▸ **Written exercise**: Reproduce every line of the following records character for character, without adding, dropping, or changing anything.

▸ **Provided data**:
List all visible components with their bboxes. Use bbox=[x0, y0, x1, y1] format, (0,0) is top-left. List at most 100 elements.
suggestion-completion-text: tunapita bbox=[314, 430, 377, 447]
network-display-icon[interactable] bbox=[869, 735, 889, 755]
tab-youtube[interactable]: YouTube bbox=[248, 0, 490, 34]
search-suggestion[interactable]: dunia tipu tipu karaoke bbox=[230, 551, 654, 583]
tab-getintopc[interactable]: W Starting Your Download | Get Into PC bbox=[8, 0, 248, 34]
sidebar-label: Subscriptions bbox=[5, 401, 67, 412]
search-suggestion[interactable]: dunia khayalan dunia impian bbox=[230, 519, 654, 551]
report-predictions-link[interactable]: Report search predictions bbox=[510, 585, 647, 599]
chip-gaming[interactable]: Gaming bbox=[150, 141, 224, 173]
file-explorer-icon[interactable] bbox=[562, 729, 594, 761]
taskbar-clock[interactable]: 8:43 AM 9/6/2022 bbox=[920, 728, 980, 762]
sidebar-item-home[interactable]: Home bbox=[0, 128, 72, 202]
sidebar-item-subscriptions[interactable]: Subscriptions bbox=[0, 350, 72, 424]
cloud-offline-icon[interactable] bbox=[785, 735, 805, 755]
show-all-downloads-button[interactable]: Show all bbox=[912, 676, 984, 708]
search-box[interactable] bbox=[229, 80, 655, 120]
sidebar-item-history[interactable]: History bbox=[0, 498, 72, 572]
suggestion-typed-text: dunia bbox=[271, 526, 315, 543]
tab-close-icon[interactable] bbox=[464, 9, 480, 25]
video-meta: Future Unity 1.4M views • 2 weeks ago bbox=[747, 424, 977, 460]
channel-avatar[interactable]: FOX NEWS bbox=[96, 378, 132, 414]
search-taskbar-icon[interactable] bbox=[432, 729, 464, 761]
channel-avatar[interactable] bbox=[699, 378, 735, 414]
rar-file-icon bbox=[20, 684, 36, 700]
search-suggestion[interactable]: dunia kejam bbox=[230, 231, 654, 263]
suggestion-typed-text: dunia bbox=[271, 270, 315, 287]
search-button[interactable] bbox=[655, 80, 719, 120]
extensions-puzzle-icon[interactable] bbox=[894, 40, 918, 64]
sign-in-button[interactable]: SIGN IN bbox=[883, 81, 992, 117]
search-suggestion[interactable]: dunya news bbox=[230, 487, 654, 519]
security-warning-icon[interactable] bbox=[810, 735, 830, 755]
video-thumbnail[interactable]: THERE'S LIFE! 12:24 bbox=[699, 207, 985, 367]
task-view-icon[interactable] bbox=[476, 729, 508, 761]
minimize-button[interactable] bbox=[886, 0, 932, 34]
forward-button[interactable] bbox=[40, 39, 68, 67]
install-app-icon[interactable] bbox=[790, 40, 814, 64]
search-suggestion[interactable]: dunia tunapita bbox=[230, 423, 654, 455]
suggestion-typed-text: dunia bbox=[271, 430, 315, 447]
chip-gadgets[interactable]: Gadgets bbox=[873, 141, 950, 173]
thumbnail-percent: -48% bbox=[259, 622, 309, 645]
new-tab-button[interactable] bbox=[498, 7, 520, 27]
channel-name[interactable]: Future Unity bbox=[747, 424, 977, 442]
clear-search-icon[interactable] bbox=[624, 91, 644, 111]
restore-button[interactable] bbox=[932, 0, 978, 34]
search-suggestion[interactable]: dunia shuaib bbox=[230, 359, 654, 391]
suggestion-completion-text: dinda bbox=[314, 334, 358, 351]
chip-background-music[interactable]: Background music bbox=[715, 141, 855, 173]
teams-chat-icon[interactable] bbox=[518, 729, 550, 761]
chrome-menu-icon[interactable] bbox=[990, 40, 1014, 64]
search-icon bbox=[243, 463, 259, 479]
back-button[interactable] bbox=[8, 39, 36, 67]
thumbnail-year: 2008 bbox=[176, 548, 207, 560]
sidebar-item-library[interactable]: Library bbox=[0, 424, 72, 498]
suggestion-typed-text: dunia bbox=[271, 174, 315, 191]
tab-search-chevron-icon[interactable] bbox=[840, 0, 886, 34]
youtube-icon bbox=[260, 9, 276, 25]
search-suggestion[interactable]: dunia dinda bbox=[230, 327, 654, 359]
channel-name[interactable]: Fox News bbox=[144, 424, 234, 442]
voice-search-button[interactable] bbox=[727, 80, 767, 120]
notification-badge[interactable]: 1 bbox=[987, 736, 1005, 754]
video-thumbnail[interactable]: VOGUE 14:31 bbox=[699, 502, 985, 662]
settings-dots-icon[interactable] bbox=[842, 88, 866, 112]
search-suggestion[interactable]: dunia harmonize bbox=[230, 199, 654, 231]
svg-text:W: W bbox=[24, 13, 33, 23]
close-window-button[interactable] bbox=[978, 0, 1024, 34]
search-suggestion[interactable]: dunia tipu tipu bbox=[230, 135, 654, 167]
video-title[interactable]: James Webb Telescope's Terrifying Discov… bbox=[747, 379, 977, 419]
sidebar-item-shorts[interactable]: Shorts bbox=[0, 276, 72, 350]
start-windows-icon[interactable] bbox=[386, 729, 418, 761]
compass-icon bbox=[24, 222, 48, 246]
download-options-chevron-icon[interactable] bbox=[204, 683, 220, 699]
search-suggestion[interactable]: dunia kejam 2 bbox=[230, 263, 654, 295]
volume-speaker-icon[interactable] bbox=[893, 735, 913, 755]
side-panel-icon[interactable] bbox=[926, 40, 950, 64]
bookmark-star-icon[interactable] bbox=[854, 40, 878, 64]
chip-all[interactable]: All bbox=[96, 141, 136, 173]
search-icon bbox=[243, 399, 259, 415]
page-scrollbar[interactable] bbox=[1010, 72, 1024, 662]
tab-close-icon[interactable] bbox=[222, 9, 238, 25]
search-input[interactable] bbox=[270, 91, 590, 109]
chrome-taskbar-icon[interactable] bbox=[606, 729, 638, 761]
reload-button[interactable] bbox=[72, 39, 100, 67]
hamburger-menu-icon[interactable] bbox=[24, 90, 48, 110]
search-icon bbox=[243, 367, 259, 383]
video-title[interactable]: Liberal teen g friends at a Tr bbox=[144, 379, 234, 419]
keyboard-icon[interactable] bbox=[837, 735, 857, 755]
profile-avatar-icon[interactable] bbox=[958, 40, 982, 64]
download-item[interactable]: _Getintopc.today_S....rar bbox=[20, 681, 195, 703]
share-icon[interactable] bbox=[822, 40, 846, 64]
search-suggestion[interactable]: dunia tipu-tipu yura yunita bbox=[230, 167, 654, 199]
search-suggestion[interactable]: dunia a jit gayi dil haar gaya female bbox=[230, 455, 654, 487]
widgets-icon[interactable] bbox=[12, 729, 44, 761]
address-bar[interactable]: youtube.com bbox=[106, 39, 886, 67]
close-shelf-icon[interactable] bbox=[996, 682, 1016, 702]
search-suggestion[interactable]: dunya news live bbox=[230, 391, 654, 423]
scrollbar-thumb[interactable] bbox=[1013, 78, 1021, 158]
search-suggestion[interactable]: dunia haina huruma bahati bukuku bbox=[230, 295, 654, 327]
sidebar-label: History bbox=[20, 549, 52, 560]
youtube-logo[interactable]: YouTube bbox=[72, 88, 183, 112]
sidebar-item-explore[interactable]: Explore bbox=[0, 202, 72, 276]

▸ **Output for this exercise**:
List all visible components with their bboxes. Use bbox=[x0, y0, x1, y1] format, (0,0) is top-left. List at most 100 elements.
suggestion-completion-text: tunapita bbox=[314, 430, 377, 447]
network-display-icon[interactable] bbox=[869, 735, 889, 755]
tab-youtube[interactable]: YouTube bbox=[248, 0, 490, 34]
search-suggestion[interactable]: dunia tipu tipu karaoke bbox=[230, 551, 654, 583]
tab-getintopc[interactable]: W Starting Your Download | Get Into PC bbox=[8, 0, 248, 34]
sidebar-label: Subscriptions bbox=[5, 401, 67, 412]
search-suggestion[interactable]: dunia khayalan dunia impian bbox=[230, 519, 654, 551]
report-predictions-link[interactable]: Report search predictions bbox=[510, 585, 647, 599]
chip-gaming[interactable]: Gaming bbox=[150, 141, 224, 173]
file-explorer-icon[interactable] bbox=[562, 729, 594, 761]
taskbar-clock[interactable]: 8:43 AM 9/6/2022 bbox=[920, 728, 980, 762]
sidebar-item-home[interactable]: Home bbox=[0, 128, 72, 202]
sidebar-item-subscriptions[interactable]: Subscriptions bbox=[0, 350, 72, 424]
cloud-offline-icon[interactable] bbox=[785, 735, 805, 755]
show-all-downloads-button[interactable]: Show all bbox=[912, 676, 984, 708]
search-box[interactable] bbox=[229, 80, 655, 120]
sidebar-item-history[interactable]: History bbox=[0, 498, 72, 572]
suggestion-typed-text: dunia bbox=[271, 526, 315, 543]
tab-close-icon[interactable] bbox=[464, 9, 480, 25]
video-meta: Future Unity 1.4M views • 2 weeks ago bbox=[747, 424, 977, 460]
channel-avatar[interactable]: FOX NEWS bbox=[96, 378, 132, 414]
search-taskbar-icon[interactable] bbox=[432, 729, 464, 761]
channel-avatar[interactable] bbox=[699, 378, 735, 414]
rar-file-icon bbox=[20, 684, 36, 700]
search-suggestion[interactable]: dunia kejam bbox=[230, 231, 654, 263]
suggestion-typed-text: dunia bbox=[271, 270, 315, 287]
search-button[interactable] bbox=[655, 80, 719, 120]
extensions-puzzle-icon[interactable] bbox=[894, 40, 918, 64]
sign-in-button[interactable]: SIGN IN bbox=[883, 81, 992, 117]
search-suggestion[interactable]: dunya news bbox=[230, 487, 654, 519]
security-warning-icon[interactable] bbox=[810, 735, 830, 755]
video-thumbnail[interactable]: THERE'S LIFE! 12:24 bbox=[699, 207, 985, 367]
task-view-icon[interactable] bbox=[476, 729, 508, 761]
minimize-button[interactable] bbox=[886, 0, 932, 34]
forward-button[interactable] bbox=[40, 39, 68, 67]
install-app-icon[interactable] bbox=[790, 40, 814, 64]
search-suggestion[interactable]: dunia tunapita bbox=[230, 423, 654, 455]
suggestion-typed-text: dunia bbox=[271, 430, 315, 447]
chip-gadgets[interactable]: Gadgets bbox=[873, 141, 950, 173]
thumbnail-percent: -48% bbox=[259, 622, 309, 645]
new-tab-button[interactable] bbox=[498, 7, 520, 27]
channel-name[interactable]: Future Unity bbox=[747, 424, 977, 442]
clear-search-icon[interactable] bbox=[624, 91, 644, 111]
restore-button[interactable] bbox=[932, 0, 978, 34]
search-suggestion[interactable]: dunia shuaib bbox=[230, 359, 654, 391]
suggestion-completion-text: dinda bbox=[314, 334, 358, 351]
chip-background-music[interactable]: Background music bbox=[715, 141, 855, 173]
teams-chat-icon[interactable] bbox=[518, 729, 550, 761]
chrome-menu-icon[interactable] bbox=[990, 40, 1014, 64]
search-icon bbox=[243, 463, 259, 479]
back-button[interactable] bbox=[8, 39, 36, 67]
thumbnail-year: 2008 bbox=[176, 548, 207, 560]
sidebar-item-library[interactable]: Library bbox=[0, 424, 72, 498]
suggestion-typed-text: dunia bbox=[271, 174, 315, 191]
tab-search-chevron-icon[interactable] bbox=[840, 0, 886, 34]
youtube-icon bbox=[260, 9, 276, 25]
search-suggestion[interactable]: dunia dinda bbox=[230, 327, 654, 359]
channel-name[interactable]: Fox News bbox=[144, 424, 234, 442]
voice-search-button[interactable] bbox=[727, 80, 767, 120]
notification-badge[interactable]: 1 bbox=[987, 736, 1005, 754]
video-thumbnail[interactable]: VOGUE 14:31 bbox=[699, 502, 985, 662]
settings-dots-icon[interactable] bbox=[842, 88, 866, 112]
search-suggestion[interactable]: dunia harmonize bbox=[230, 199, 654, 231]
svg-text:W: W bbox=[24, 13, 33, 23]
close-window-button[interactable] bbox=[978, 0, 1024, 34]
search-suggestion[interactable]: dunia tipu tipu bbox=[230, 135, 654, 167]
video-title[interactable]: James Webb Telescope's Terrifying Discov… bbox=[747, 379, 977, 419]
sidebar-item-shorts[interactable]: Shorts bbox=[0, 276, 72, 350]
start-windows-icon[interactable] bbox=[386, 729, 418, 761]
compass-icon bbox=[24, 222, 48, 246]
download-options-chevron-icon[interactable] bbox=[204, 683, 220, 699]
search-suggestion[interactable]: dunia kejam 2 bbox=[230, 263, 654, 295]
volume-speaker-icon[interactable] bbox=[893, 735, 913, 755]
side-panel-icon[interactable] bbox=[926, 40, 950, 64]
bookmark-star-icon[interactable] bbox=[854, 40, 878, 64]
chip-all[interactable]: All bbox=[96, 141, 136, 173]
search-icon bbox=[243, 399, 259, 415]
page-scrollbar[interactable] bbox=[1010, 72, 1024, 662]
tab-close-icon[interactable] bbox=[222, 9, 238, 25]
search-input[interactable] bbox=[270, 91, 590, 109]
chrome-taskbar-icon[interactable] bbox=[606, 729, 638, 761]
reload-button[interactable] bbox=[72, 39, 100, 67]
hamburger-menu-icon[interactable] bbox=[24, 90, 48, 110]
search-icon bbox=[243, 367, 259, 383]
video-title[interactable]: Liberal teen g friends at a Tr bbox=[144, 379, 234, 419]
keyboard-icon[interactable] bbox=[837, 735, 857, 755]
profile-avatar-icon[interactable] bbox=[958, 40, 982, 64]
download-item[interactable]: _Getintopc.today_S....rar bbox=[20, 681, 195, 703]
share-icon[interactable] bbox=[822, 40, 846, 64]
search-suggestion[interactable]: dunia tipu-tipu yura yunita bbox=[230, 167, 654, 199]
search-suggestion[interactable]: dunia a jit gayi dil haar gaya female bbox=[230, 455, 654, 487]
widgets-icon[interactable] bbox=[12, 729, 44, 761]
address-bar[interactable]: youtube.com bbox=[106, 39, 886, 67]
close-shelf-icon[interactable] bbox=[996, 682, 1016, 702]
search-suggestion[interactable]: dunya news live bbox=[230, 391, 654, 423]
scrollbar-thumb[interactable] bbox=[1013, 78, 1021, 158]
search-suggestion[interactable]: dunia haina huruma bahati bukuku bbox=[230, 295, 654, 327]
sidebar-label: History bbox=[20, 549, 52, 560]
youtube-logo[interactable]: YouTube bbox=[72, 88, 183, 112]
sidebar-item-explore[interactable]: Explore bbox=[0, 202, 72, 276]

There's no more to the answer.